■ Description of the task: Copy out all of the material, matching it word for word.

■ Dataset rows:
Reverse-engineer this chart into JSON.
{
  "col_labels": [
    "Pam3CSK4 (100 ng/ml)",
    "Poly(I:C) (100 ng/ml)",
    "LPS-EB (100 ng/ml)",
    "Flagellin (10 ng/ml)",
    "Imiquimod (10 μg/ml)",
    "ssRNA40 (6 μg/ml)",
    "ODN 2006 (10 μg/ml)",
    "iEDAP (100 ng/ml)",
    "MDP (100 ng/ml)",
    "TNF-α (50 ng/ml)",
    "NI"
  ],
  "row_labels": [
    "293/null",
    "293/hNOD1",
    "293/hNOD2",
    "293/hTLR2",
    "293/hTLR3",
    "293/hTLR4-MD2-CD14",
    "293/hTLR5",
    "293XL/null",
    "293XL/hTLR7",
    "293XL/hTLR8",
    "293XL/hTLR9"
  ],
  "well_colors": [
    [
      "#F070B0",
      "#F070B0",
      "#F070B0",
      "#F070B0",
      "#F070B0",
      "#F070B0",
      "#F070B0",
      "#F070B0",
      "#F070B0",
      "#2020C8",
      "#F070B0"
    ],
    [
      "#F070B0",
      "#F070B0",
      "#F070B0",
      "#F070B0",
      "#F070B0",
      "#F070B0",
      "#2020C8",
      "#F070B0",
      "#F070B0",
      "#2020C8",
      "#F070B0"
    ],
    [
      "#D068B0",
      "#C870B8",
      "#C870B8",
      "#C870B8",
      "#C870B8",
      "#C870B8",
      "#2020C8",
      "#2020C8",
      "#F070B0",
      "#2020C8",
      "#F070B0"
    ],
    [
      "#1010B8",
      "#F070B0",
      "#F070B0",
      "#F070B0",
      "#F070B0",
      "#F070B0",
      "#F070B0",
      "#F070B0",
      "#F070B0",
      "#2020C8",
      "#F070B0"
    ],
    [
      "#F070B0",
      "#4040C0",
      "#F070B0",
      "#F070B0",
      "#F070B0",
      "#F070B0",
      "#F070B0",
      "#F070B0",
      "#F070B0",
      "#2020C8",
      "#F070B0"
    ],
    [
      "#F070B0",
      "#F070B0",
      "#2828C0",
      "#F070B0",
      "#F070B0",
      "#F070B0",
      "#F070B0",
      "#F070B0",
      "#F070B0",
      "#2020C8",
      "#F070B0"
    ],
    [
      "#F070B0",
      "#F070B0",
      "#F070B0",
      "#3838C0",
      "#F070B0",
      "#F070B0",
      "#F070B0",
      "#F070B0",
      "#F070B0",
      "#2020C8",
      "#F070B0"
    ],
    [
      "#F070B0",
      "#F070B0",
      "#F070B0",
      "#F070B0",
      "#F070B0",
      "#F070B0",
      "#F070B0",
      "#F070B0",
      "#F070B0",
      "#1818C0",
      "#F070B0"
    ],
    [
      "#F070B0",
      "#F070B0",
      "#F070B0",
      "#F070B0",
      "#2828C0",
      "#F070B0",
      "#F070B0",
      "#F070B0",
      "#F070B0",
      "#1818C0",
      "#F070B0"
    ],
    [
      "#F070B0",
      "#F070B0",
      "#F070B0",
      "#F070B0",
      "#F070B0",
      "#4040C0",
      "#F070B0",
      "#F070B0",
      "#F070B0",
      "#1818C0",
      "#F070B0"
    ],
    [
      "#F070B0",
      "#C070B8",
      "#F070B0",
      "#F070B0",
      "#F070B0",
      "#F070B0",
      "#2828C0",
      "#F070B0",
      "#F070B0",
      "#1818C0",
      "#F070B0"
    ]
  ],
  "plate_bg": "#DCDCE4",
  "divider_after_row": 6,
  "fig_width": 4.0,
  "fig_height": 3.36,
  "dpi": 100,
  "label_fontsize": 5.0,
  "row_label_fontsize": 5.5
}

■ Response to the exercise:
Reverse-engineer this chart into JSON.
{
  "col_labels": [
    "Pam3CSK4 (100 ng/ml)",
    "Poly(I:C) (100 ng/ml)",
    "LPS-EB (100 ng/ml)",
    "Flagellin (10 ng/ml)",
    "Imiquimod (10 μg/ml)",
    "ssRNA40 (6 μg/ml)",
    "ODN 2006 (10 μg/ml)",
    "iEDAP (100 ng/ml)",
    "MDP (100 ng/ml)",
    "TNF-α (50 ng/ml)",
    "NI"
  ],
  "row_labels": [
    "293/null",
    "293/hNOD1",
    "293/hNOD2",
    "293/hTLR2",
    "293/hTLR3",
    "293/hTLR4-MD2-CD14",
    "293/hTLR5",
    "293XL/null",
    "293XL/hTLR7",
    "293XL/hTLR8",
    "293XL/hTLR9"
  ],
  "well_colors": [
    [
      "#F070B0",
      "#F070B0",
      "#F070B0",
      "#F070B0",
      "#F070B0",
      "#F070B0",
      "#F070B0",
      "#F070B0",
      "#F070B0",
      "#2020C8",
      "#F070B0"
    ],
    [
      "#F070B0",
      "#F070B0",
      "#F070B0",
      "#F070B0",
      "#F070B0",
      "#F070B0",
      "#2020C8",
      "#F070B0",
      "#F070B0",
      "#2020C8",
      "#F070B0"
    ],
    [
      "#D068B0",
      "#C870B8",
      "#C870B8",
      "#C870B8",
      "#C870B8",
      "#C870B8",
      "#2020C8",
      "#2020C8",
      "#F070B0",
      "#2020C8",
      "#F070B0"
    ],
    [
      "#1010B8",
      "#F070B0",
      "#F070B0",
      "#F070B0",
      "#F070B0",
      "#F070B0",
      "#F070B0",
      "#F070B0",
      "#F070B0",
      "#2020C8",
      "#F070B0"
    ],
    [
      "#F070B0",
      "#4040C0",
      "#F070B0",
      "#F070B0",
      "#F070B0",
      "#F070B0",
      "#F070B0",
      "#F070B0",
      "#F070B0",
      "#2020C8",
      "#F070B0"
    ],
    [
      "#F070B0",
      "#F070B0",
      "#2828C0",
      "#F070B0",
      "#F070B0",
      "#F070B0",
      "#F070B0",
      "#F070B0",
      "#F070B0",
      "#2020C8",
      "#F070B0"
    ],
    [
      "#F070B0",
      "#F070B0",
      "#F070B0",
      "#3838C0",
      "#F070B0",
      "#F070B0",
      "#F070B0",
      "#F070B0",
      "#F070B0",
      "#2020C8",
      "#F070B0"
    ],
    [
      "#F070B0",
      "#F070B0",
      "#F070B0",
      "#F070B0",
      "#F070B0",
      "#F070B0",
      "#F070B0",
      "#F070B0",
      "#F070B0",
      "#1818C0",
      "#F070B0"
    ],
    [
      "#F070B0",
      "#F070B0",
      "#F070B0",
      "#F070B0",
      "#2828C0",
      "#F070B0",
      "#F070B0",
      "#F070B0",
      "#F070B0",
      "#1818C0",
      "#F070B0"
    ],
    [
      "#F070B0",
      "#F070B0",
      "#F070B0",
      "#F070B0",
      "#F070B0",
      "#4040C0",
      "#F070B0",
      "#F070B0",
      "#F070B0",
      "#1818C0",
      "#F070B0"
    ],
    [
      "#F070B0",
      "#C070B8",
      "#F070B0",
      "#F070B0",
      "#F070B0",
      "#F070B0",
      "#2828C0",
      "#F070B0",
      "#F070B0",
      "#1818C0",
      "#F070B0"
    ]
  ],
  "plate_bg": "#DCDCE4",
  "divider_after_row": 6,
  "fig_width": 4.0,
  "fig_height": 3.36,
  "dpi": 100,
  "label_fontsize": 5.0,
  "row_label_fontsize": 5.5
}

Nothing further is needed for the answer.